What you are asked to do
Print the entire listing. Each line must match the original exactly.

Data shown

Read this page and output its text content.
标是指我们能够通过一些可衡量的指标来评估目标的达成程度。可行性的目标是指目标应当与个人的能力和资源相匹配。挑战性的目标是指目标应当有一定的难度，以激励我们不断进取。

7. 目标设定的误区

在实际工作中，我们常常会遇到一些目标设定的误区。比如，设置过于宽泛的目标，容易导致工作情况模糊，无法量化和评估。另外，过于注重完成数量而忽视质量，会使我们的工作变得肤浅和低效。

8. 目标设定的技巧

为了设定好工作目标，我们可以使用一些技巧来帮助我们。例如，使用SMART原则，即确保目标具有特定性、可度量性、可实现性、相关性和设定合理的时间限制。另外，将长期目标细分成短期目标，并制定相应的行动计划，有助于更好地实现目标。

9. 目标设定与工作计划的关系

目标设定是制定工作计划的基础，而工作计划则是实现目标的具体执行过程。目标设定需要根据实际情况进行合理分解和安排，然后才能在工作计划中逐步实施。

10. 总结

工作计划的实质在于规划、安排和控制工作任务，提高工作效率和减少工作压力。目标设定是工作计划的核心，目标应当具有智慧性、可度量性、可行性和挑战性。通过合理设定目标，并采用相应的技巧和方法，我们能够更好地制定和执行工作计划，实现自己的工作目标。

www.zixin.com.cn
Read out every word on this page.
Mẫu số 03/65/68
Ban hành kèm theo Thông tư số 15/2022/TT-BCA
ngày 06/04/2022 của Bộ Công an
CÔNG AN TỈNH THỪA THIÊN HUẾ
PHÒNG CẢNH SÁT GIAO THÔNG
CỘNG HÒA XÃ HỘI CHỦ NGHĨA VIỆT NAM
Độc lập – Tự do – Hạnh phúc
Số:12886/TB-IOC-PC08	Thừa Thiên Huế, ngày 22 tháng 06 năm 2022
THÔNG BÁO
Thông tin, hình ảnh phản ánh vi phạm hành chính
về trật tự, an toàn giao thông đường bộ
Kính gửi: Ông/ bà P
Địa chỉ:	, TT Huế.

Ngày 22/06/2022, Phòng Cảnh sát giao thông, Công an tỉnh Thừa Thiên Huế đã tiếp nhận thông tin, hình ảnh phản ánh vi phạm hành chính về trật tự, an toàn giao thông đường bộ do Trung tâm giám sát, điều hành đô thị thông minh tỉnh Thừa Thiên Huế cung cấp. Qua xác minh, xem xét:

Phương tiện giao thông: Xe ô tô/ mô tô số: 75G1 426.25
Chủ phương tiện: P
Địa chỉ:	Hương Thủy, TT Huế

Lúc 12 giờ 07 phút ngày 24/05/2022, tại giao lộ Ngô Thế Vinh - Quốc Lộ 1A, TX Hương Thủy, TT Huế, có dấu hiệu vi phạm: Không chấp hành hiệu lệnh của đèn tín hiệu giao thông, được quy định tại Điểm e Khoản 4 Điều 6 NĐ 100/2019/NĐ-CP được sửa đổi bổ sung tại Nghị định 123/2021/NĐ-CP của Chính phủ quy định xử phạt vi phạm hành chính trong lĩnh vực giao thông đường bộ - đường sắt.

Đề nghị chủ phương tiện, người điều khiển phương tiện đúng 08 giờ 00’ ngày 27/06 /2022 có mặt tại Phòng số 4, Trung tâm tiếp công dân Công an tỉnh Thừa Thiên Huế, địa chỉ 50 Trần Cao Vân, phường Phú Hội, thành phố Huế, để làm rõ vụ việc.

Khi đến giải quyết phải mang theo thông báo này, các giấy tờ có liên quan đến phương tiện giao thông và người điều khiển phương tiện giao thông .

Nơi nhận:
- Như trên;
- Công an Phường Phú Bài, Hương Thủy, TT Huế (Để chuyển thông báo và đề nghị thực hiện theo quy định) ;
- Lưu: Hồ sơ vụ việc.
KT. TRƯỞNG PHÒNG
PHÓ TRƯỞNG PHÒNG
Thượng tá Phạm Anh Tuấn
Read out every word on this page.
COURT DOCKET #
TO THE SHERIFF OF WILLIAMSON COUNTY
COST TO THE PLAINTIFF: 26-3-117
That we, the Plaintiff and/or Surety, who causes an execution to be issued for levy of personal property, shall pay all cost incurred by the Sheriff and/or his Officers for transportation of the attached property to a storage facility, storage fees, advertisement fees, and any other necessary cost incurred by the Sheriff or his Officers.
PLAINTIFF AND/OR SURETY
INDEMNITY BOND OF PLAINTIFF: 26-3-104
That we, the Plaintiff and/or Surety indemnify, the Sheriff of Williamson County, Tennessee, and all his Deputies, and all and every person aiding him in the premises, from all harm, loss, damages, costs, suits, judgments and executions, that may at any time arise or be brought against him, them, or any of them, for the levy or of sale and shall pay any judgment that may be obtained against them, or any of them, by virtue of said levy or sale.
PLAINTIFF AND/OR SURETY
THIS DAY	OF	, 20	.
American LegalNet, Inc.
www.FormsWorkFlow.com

Full response
Read this page and output its text content.
标是指我们能够通过一些可衡量的指标来评估目标的达成程度。可行性的目标是指目标应当与个人的能力和资源相匹配。挑战性的目标是指目标应当有一定的难度，以激励我们不断进取。

7. 目标设定的误区

在实际工作中，我们常常会遇到一些目标设定的误区。比如，设置过于宽泛的目标，容易导致工作情况模糊，无法量化和评估。另外，过于注重完成数量而忽视质量，会使我们的工作变得肤浅和低效。

8. 目标设定的技巧

为了设定好工作目标，我们可以使用一些技巧来帮助我们。例如，使用SMART原则，即确保目标具有特定性、可度量性、可实现性、相关性和设定合理的时间限制。另外，将长期目标细分成短期目标，并制定相应的行动计划，有助于更好地实现目标。

9. 目标设定与工作计划的关系

目标设定是制定工作计划的基础，而工作计划则是实现目标的具体执行过程。目标设定需要根据实际情况进行合理分解和安排，然后才能在工作计划中逐步实施。

10. 总结

工作计划的实质在于规划、安排和控制工作任务，提高工作效率和减少工作压力。目标设定是工作计划的核心，目标应当具有智慧性、可度量性、可行性和挑战性。通过合理设定目标，并采用相应的技巧和方法，我们能够更好地制定和执行工作计划，实现自己的工作目标。

www.zixin.com.cn
Read out every word on this page.
Mẫu số 03/65/68
Ban hành kèm theo Thông tư số 15/2022/TT-BCA
ngày 06/04/2022 của Bộ Công an
CÔNG AN TỈNH THỪA THIÊN HUẾ
PHÒNG CẢNH SÁT GIAO THÔNG
CỘNG HÒA XÃ HỘI CHỦ NGHĨA VIỆT NAM
Độc lập – Tự do – Hạnh phúc
Số:12886/TB-IOC-PC08	Thừa Thiên Huế, ngày 22 tháng 06 năm 2022
THÔNG BÁO
Thông tin, hình ảnh phản ánh vi phạm hành chính
về trật tự, an toàn giao thông đường bộ
Kính gửi: Ông/ bà P
Địa chỉ:	, TT Huế.

Ngày 22/06/2022, Phòng Cảnh sát giao thông, Công an tỉnh Thừa Thiên Huế đã tiếp nhận thông tin, hình ảnh phản ánh vi phạm hành chính về trật tự, an toàn giao thông đường bộ do Trung tâm giám sát, điều hành đô thị thông minh tỉnh Thừa Thiên Huế cung cấp. Qua xác minh, xem xét:

Phương tiện giao thông: Xe ô tô/ mô tô số: 75G1 426.25
Chủ phương tiện: P
Địa chỉ:	Hương Thủy, TT Huế

Lúc 12 giờ 07 phút ngày 24/05/2022, tại giao lộ Ngô Thế Vinh - Quốc Lộ 1A, TX Hương Thủy, TT Huế, có dấu hiệu vi phạm: Không chấp hành hiệu lệnh của đèn tín hiệu giao thông, được quy định tại Điểm e Khoản 4 Điều 6 NĐ 100/2019/NĐ-CP được sửa đổi bổ sung tại Nghị định 123/2021/NĐ-CP của Chính phủ quy định xử phạt vi phạm hành chính trong lĩnh vực giao thông đường bộ - đường sắt.

Đề nghị chủ phương tiện, người điều khiển phương tiện đúng 08 giờ 00’ ngày 27/06 /2022 có mặt tại Phòng số 4, Trung tâm tiếp công dân Công an tỉnh Thừa Thiên Huế, địa chỉ 50 Trần Cao Vân, phường Phú Hội, thành phố Huế, để làm rõ vụ việc.

Khi đến giải quyết phải mang theo thông báo này, các giấy tờ có liên quan đến phương tiện giao thông và người điều khiển phương tiện giao thông .

Nơi nhận:
- Như trên;
- Công an Phường Phú Bài, Hương Thủy, TT Huế (Để chuyển thông báo và đề nghị thực hiện theo quy định) ;
- Lưu: Hồ sơ vụ việc.
KT. TRƯỞNG PHÒNG
PHÓ TRƯỞNG PHÒNG
Thượng tá Phạm Anh Tuấn
Read out every word on this page.
COURT DOCKET #
TO THE SHERIFF OF WILLIAMSON COUNTY
COST TO THE PLAINTIFF: 26-3-117
That we, the Plaintiff and/or Surety, who causes an execution to be issued for levy of personal property, shall pay all cost incurred by the Sheriff and/or his Officers for transportation of the attached property to a storage facility, storage fees, advertisement fees, and any other necessary cost incurred by the Sheriff or his Officers.
PLAINTIFF AND/OR SURETY
INDEMNITY BOND OF PLAINTIFF: 26-3-104
That we, the Plaintiff and/or Surety indemnify, the Sheriff of Williamson County, Tennessee, and all his Deputies, and all and every person aiding him in the premises, from all harm, loss, damages, costs, suits, judgments and executions, that may at any time arise or be brought against him, them, or any of them, for the levy or of sale and shall pay any judgment that may be obtained against them, or any of them, by virtue of said levy or sale.
PLAINTIFF AND/OR SURETY
THIS DAY	OF	, 20	.
American LegalNet, Inc.
www.FormsWorkFlow.com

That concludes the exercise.